Text excerpt —
Will the CBN ever change its aversion to what these companies sell? Quartz spoke with Owenize Odia, Nigeria country manager for crypto exchange Luno, for a view of what it would take for crypto to become normalised in the country. The interview has been edited for clarity and length.

What kind of users have you had in the past year since the ban?

The ban sort of affected our transactions because before the ban, a lot of people were doing fiat on and off ramp – buying crypto with the naira, or selling and withdrawing with the naira. But a lot of Nigerians found a way to transact without the fiat leg.

What was the other way they found?

A number of providers enabled peer-to-peer trades. What we have done recently is to launch vouchers that customers can buy, convert to naira, and deposit into their wallets to buy crypto. To withdraw, they also have to buy a voucher that cashes out with their bank account.

Going back before the ban, what did people use crypto for?

Firstly it was about trading; customers bought at lower prices to sell at a higher price. But we had people using it for micropayments. As Nigerians, we know that many international merchants decline transactions originating from Nigeria and a few other African countries but paying with crypto has become an option with some merchants. People also bought crypto to diversify their portfolios and hold it until it appreciates. Luno, for instance, has a savings option that lets users earn 2% interest on their crypto.

Countries are now exploring central bank digital currencies (CBDC) as a counter to cryptocurrencies, but are they a threat to crypto?

I don’t see CBDCs as a threat but as a welcome development because more eyes are open to the digital economy, particularly through blockchain technology. I believe that the eNaira, for instance, can co-exist with cryptocurrencies. Even with crypto on the rise, people still used fiat currencies, and so with the eNaira I want a situation where it can be used alongside crypto.

Study material —
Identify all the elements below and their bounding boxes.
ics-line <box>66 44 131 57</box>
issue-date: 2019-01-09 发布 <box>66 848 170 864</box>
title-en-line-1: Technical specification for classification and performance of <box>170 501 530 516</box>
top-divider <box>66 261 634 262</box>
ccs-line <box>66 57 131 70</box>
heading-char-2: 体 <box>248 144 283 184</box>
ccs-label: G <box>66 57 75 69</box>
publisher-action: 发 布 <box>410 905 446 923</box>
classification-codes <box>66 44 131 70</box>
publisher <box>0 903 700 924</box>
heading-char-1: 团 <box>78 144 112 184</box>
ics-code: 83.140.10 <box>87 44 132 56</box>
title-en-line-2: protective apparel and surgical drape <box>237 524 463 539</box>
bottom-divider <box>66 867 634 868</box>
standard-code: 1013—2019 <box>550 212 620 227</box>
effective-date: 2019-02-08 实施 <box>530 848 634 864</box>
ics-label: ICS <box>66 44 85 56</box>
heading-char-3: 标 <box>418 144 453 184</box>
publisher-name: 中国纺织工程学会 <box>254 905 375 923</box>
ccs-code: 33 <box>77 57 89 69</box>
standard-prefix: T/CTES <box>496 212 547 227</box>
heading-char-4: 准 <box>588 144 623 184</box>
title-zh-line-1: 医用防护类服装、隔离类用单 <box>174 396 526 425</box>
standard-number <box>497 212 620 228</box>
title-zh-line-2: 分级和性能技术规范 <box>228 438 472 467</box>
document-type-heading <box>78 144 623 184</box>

Problem details —
Decide whether each statement below agrees with the interview on crypto in Nigeria. Answer yes or no for each and quote the words of the interview that settle it.
1. Luno offers a savings option that pays users 2% interest on their crypto.
2. Odia views central bank digital currencies as a threat to crypto.
3. Before the ban, trading was the only thing people used crypto for.

Exercise solution —
1. Yes: "Luno, for instance, has a savings option that lets users earn 2% interest on their crypto."
2. No: "I don’t see CBDCs as a threat but as a welcome development"
3. No: "But we had people using it for micropayments."